**TASK DIRECTIONS:** Transcribe all of the material exactly. Any picture in it should be left out.
↓
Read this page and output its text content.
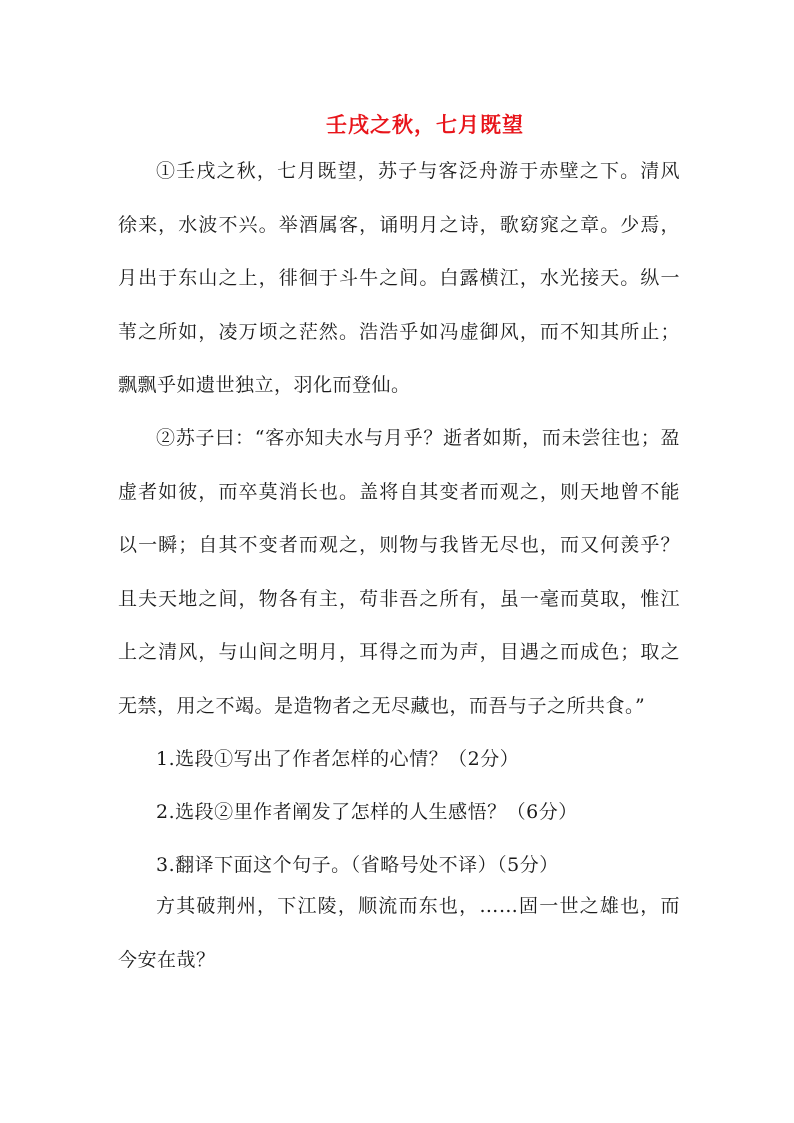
壬戌之秋，七月既望
①壬戌之秋，七月既望，苏子与客泛舟游于赤壁之下。清风徐来，水波不兴。举酒属客，诵明月之诗，歌窈窕之章。少焉，月出于东山之上，徘徊于斗牛之间。白露横江，水光接天。纵一苇之所如，凌万顷之茫然。浩浩乎如冯虚御风，而不知其所止；飘飘乎如遗世独立，羽化而登仙。
②苏子曰：“客亦知夫水与月乎？逝者如斯，而未尝往也；盈虚者如彼，而卒莫消长也。盖将自其变者而观之，则天地曾不能以一瞬；自其不变者而观之，则物与我皆无尽也，而又何羡乎？且夫天地之间，物各有主，苟非吾之所有，虽一毫而莫取，惟江上之清风，与山间之明月，耳得之而为声，目遇之而成色；取之无禁，用之不竭。是造物者之无尽藏也，而吾与子之所共食。”
1.选段①写出了作者怎样的心情？（2分）
2.选段②里作者阐发了怎样的人生感悟？（6分）
3.翻译下面这个句子。（省略号处不译）（5分）
方其破荆州，下江陵，顺流而东也，……固一世之雄也，而今安在哉？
↑
**REPLY:**
Read this page and output its text content.
壬戌之秋，七月既望
①壬戌之秋，七月既望，苏子与客泛舟游于赤壁之下。清风徐来，水波不兴。举酒属客，诵明月之诗，歌窈窕之章。少焉，月出于东山之上，徘徊于斗牛之间。白露横江，水光接天。纵一苇之所如，凌万顷之茫然。浩浩乎如冯虚御风，而不知其所止；飘飘乎如遗世独立，羽化而登仙。
②苏子曰：“客亦知夫水与月乎？逝者如斯，而未尝往也；盈虚者如彼，而卒莫消长也。盖将自其变者而观之，则天地曾不能以一瞬；自其不变者而观之，则物与我皆无尽也，而又何羡乎？且夫天地之间，物各有主，苟非吾之所有，虽一毫而莫取，惟江上之清风，与山间之明月，耳得之而为声，目遇之而成色；取之无禁，用之不竭。是造物者之无尽藏也，而吾与子之所共食。”
1.选段①写出了作者怎样的心情？（2分）
2.选段②里作者阐发了怎样的人生感悟？（6分）
3.翻译下面这个句子。（省略号处不译）（5分）
方其破荆州，下江陵，顺流而东也，……固一世之雄也，而今安在哉？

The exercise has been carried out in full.